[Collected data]
..........

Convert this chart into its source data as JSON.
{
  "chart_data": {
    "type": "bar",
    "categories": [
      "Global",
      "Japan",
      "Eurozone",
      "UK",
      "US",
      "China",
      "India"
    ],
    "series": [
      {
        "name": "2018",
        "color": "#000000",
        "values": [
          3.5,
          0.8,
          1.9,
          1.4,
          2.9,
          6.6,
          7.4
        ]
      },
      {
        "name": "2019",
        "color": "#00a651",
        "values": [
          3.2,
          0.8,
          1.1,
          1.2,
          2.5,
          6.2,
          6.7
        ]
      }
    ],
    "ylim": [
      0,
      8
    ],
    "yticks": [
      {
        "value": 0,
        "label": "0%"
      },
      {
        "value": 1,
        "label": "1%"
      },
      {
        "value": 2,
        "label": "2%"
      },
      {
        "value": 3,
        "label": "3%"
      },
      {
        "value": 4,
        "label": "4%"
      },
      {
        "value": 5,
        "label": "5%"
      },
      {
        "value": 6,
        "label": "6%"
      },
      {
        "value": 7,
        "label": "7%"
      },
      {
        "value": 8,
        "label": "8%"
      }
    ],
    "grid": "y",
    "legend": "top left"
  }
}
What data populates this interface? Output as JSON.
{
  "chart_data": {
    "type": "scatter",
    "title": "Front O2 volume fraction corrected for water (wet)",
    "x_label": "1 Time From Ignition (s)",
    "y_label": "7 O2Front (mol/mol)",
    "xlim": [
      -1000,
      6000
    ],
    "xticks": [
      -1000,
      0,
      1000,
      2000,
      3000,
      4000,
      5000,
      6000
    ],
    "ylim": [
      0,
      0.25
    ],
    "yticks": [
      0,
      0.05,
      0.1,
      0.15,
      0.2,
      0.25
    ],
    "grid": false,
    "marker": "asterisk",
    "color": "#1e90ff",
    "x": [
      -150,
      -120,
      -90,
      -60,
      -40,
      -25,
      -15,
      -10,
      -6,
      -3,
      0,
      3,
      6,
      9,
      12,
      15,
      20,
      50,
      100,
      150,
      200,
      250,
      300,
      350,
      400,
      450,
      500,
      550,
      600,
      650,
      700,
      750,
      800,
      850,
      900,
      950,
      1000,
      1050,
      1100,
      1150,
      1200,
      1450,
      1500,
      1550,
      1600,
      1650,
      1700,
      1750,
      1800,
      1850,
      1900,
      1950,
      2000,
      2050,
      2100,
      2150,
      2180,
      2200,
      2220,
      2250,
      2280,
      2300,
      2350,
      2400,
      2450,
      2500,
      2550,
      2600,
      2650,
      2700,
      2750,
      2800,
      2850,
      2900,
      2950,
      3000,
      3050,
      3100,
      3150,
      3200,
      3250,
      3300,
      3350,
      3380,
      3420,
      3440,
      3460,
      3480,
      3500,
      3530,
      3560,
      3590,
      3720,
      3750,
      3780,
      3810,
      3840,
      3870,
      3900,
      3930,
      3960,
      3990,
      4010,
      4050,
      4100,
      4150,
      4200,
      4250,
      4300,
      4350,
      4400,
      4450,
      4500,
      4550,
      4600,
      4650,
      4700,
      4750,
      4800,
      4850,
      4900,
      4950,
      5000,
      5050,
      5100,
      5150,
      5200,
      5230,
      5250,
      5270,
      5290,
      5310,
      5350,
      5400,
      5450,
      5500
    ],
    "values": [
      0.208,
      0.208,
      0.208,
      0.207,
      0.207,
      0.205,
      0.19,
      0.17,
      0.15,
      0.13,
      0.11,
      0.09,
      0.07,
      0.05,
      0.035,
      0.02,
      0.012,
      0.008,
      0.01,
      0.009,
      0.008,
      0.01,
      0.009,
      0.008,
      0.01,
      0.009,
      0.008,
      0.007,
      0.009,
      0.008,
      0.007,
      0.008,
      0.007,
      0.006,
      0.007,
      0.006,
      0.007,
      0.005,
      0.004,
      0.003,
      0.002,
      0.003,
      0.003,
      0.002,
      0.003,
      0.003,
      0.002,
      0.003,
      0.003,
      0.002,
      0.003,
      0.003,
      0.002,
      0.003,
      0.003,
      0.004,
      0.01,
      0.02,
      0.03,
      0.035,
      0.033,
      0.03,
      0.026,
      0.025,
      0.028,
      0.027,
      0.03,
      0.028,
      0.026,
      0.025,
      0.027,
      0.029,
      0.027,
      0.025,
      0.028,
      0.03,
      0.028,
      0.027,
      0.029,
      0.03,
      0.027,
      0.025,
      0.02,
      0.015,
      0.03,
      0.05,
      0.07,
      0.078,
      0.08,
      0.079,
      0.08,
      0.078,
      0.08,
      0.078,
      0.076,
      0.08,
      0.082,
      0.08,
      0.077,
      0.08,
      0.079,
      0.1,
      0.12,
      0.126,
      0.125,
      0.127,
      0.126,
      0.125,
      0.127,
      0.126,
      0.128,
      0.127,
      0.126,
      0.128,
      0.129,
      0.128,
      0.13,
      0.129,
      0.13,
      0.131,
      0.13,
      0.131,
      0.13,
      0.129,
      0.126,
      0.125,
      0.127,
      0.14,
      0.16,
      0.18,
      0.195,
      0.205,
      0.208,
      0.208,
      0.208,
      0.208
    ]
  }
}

..........

INSTRUCTIONS FOR THE TASK: Repeat the material above in full, keeping every word.

SOLUTION TO THIS EXERCISE:
Convert this chart into its source data as JSON.
{
  "chart_data": {
    "type": "bar",
    "categories": [
      "Global",
      "Japan",
      "Eurozone",
      "UK",
      "US",
      "China",
      "India"
    ],
    "series": [
      {
        "name": "2018",
        "color": "#000000",
        "values": [
          3.5,
          0.8,
          1.9,
          1.4,
          2.9,
          6.6,
          7.4
        ]
      },
      {
        "name": "2019",
        "color": "#00a651",
        "values": [
          3.2,
          0.8,
          1.1,
          1.2,
          2.5,
          6.2,
          6.7
        ]
      }
    ],
    "ylim": [
      0,
      8
    ],
    "yticks": [
      {
        "value": 0,
        "label": "0%"
      },
      {
        "value": 1,
        "label": "1%"
      },
      {
        "value": 2,
        "label": "2%"
      },
      {
        "value": 3,
        "label": "3%"
      },
      {
        "value": 4,
        "label": "4%"
      },
      {
        "value": 5,
        "label": "5%"
      },
      {
        "value": 6,
        "label": "6%"
      },
      {
        "value": 7,
        "label": "7%"
      },
      {
        "value": 8,
        "label": "8%"
      }
    ],
    "grid": "y",
    "legend": "top left"
  }
}
What data populates this interface? Output as JSON.
{
  "chart_data": {
    "type": "scatter",
    "title": "Front O2 volume fraction corrected for water (wet)",
    "x_label": "1 Time From Ignition (s)",
    "y_label": "7 O2Front (mol/mol)",
    "xlim": [
      -1000,
      6000
    ],
    "xticks": [
      -1000,
      0,
      1000,
      2000,
      3000,
      4000,
      5000,
      6000
    ],
    "ylim": [
      0,
      0.25
    ],
    "yticks": [
      0,
      0.05,
      0.1,
      0.15,
      0.2,
      0.25
    ],
    "grid": false,
    "marker": "asterisk",
    "color": "#1e90ff",
    "x": [
      -150,
      -120,
      -90,
      -60,
      -40,
      -25,
      -15,
      -10,
      -6,
      -3,
      0,
      3,
      6,
      9,
      12,
      15,
      20,
      50,
      100,
      150,
      200,
      250,
      300,
      350,
      400,
      450,
      500,
      550,
      600,
      650,
      700,
      750,
      800,
      850,
      900,
      950,
      1000,
      1050,
      1100,
      1150,
      1200,
      1450,
      1500,
      1550,
      1600,
      1650,
      1700,
      1750,
      1800,
      1850,
      1900,
      1950,
      2000,
      2050,
      2100,
      2150,
      2180,
      2200,
      2220,
      2250,
      2280,
      2300,
      2350,
      2400,
      2450,
      2500,
      2550,
      2600,
      2650,
      2700,
      2750,
      2800,
      2850,
      2900,
      2950,
      3000,
      3050,
      3100,
      3150,
      3200,
      3250,
      3300,
      3350,
      3380,
      3420,
      3440,
      3460,
      3480,
      3500,
      3530,
      3560,
      3590,
      3720,
      3750,
      3780,
      3810,
      3840,
      3870,
      3900,
      3930,
      3960,
      3990,
      4010,
      4050,
      4100,
      4150,
      4200,
      4250,
      4300,
      4350,
      4400,
      4450,
      4500,
      4550,
      4600,
      4650,
      4700,
      4750,
      4800,
      4850,
      4900,
      4950,
      5000,
      5050,
      5100,
      5150,
      5200,
      5230,
      5250,
      5270,
      5290,
      5310,
      5350,
      5400,
      5450,
      5500
    ],
    "values": [
      0.208,
      0.208,
      0.208,
      0.207,
      0.207,
      0.205,
      0.19,
      0.17,
      0.15,
      0.13,
      0.11,
      0.09,
      0.07,
      0.05,
      0.035,
      0.02,
      0.012,
      0.008,
      0.01,
      0.009,
      0.008,
      0.01,
      0.009,
      0.008,
      0.01,
      0.009,
      0.008,
      0.007,
      0.009,
      0.008,
      0.007,
      0.008,
      0.007,
      0.006,
      0.007,
      0.006,
      0.007,
      0.005,
      0.004,
      0.003,
      0.002,
      0.003,
      0.003,
      0.002,
      0.003,
      0.003,
      0.002,
      0.003,
      0.003,
      0.002,
      0.003,
      0.003,
      0.002,
      0.003,
      0.003,
      0.004,
      0.01,
      0.02,
      0.03,
      0.035,
      0.033,
      0.03,
      0.026,
      0.025,
      0.028,
      0.027,
      0.03,
      0.028,
      0.026,
      0.025,
      0.027,
      0.029,
      0.027,
      0.025,
      0.028,
      0.03,
      0.028,
      0.027,
      0.029,
      0.03,
      0.027,
      0.025,
      0.02,
      0.015,
      0.03,
      0.05,
      0.07,
      0.078,
      0.08,
      0.079,
      0.08,
      0.078,
      0.08,
      0.078,
      0.076,
      0.08,
      0.082,
      0.08,
      0.077,
      0.08,
      0.079,
      0.1,
      0.12,
      0.126,
      0.125,
      0.127,
      0.126,
      0.125,
      0.127,
      0.126,
      0.128,
      0.127,
      0.126,
      0.128,
      0.129,
      0.128,
      0.13,
      0.129,
      0.13,
      0.131,
      0.13,
      0.131,
      0.13,
      0.129,
      0.126,
      0.125,
      0.127,
      0.14,
      0.16,
      0.18,
      0.195,
      0.205,
      0.208,
      0.208,
      0.208,
      0.208
    ]
  }
}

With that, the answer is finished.